Start
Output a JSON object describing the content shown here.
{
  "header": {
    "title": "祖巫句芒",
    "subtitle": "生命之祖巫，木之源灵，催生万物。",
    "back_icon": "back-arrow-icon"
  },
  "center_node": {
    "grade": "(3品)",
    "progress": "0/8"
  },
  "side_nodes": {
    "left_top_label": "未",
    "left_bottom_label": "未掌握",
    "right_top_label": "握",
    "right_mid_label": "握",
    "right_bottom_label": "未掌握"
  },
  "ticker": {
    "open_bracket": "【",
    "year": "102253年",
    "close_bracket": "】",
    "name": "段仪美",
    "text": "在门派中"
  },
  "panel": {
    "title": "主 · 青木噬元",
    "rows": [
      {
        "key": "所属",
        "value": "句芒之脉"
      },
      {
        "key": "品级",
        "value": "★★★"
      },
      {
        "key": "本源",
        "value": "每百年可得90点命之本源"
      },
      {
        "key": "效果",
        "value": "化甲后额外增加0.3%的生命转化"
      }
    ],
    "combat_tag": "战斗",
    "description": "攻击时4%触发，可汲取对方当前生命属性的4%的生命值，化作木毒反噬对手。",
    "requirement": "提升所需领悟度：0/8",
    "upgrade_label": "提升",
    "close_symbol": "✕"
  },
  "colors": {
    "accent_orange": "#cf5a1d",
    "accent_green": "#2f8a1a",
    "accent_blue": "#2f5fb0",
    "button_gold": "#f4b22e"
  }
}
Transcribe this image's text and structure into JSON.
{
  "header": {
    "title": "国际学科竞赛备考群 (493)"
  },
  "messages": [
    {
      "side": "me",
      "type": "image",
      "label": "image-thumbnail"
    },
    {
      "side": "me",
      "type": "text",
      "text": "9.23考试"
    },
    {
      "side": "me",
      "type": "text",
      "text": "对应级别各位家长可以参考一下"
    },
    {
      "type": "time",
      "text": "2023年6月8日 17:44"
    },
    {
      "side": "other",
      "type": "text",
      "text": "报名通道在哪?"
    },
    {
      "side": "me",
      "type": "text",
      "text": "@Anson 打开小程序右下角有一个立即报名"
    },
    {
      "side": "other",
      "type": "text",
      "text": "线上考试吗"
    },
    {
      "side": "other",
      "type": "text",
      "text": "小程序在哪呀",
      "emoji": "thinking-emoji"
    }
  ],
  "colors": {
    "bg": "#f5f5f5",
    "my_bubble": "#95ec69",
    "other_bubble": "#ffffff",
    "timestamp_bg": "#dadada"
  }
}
End
#### What you need to do:
Reproduce the material above exactly; please quote every line of it.

#### Solution for this exercise:
Output a JSON object describing the content shown here.
{
  "header": {
    "title": "祖巫句芒",
    "subtitle": "生命之祖巫，木之源灵，催生万物。",
    "back_icon": "back-arrow-icon"
  },
  "center_node": {
    "grade": "(3品)",
    "progress": "0/8"
  },
  "side_nodes": {
    "left_top_label": "未",
    "left_bottom_label": "未掌握",
    "right_top_label": "握",
    "right_mid_label": "握",
    "right_bottom_label": "未掌握"
  },
  "ticker": {
    "open_bracket": "【",
    "year": "102253年",
    "close_bracket": "】",
    "name": "段仪美",
    "text": "在门派中"
  },
  "panel": {
    "title": "主 · 青木噬元",
    "rows": [
      {
        "key": "所属",
        "value": "句芒之脉"
      },
      {
        "key": "品级",
        "value": "★★★"
      },
      {
        "key": "本源",
        "value": "每百年可得90点命之本源"
      },
      {
        "key": "效果",
        "value": "化甲后额外增加0.3%的生命转化"
      }
    ],
    "combat_tag": "战斗",
    "description": "攻击时4%触发，可汲取对方当前生命属性的4%的生命值，化作木毒反噬对手。",
    "requirement": "提升所需领悟度：0/8",
    "upgrade_label": "提升",
    "close_symbol": "✕"
  },
  "colors": {
    "accent_orange": "#cf5a1d",
    "accent_green": "#2f8a1a",
    "accent_blue": "#2f5fb0",
    "button_gold": "#f4b22e"
  }
}
Transcribe this image's text and structure into JSON.
{
  "header": {
    "title": "国际学科竞赛备考群 (493)"
  },
  "messages": [
    {
      "side": "me",
      "type": "image",
      "label": "image-thumbnail"
    },
    {
      "side": "me",
      "type": "text",
      "text": "9.23考试"
    },
    {
      "side": "me",
      "type": "text",
      "text": "对应级别各位家长可以参考一下"
    },
    {
      "type": "time",
      "text": "2023年6月8日 17:44"
    },
    {
      "side": "other",
      "type": "text",
      "text": "报名通道在哪?"
    },
    {
      "side": "me",
      "type": "text",
      "text": "@Anson 打开小程序右下角有一个立即报名"
    },
    {
      "side": "other",
      "type": "text",
      "text": "线上考试吗"
    },
    {
      "side": "other",
      "type": "text",
      "text": "小程序在哪呀",
      "emoji": "thinking-emoji"
    }
  ],
  "colors": {
    "bg": "#f5f5f5",
    "my_bubble": "#95ec69",
    "other_bubble": "#ffffff",
    "timestamp_bg": "#dadada"
  }
}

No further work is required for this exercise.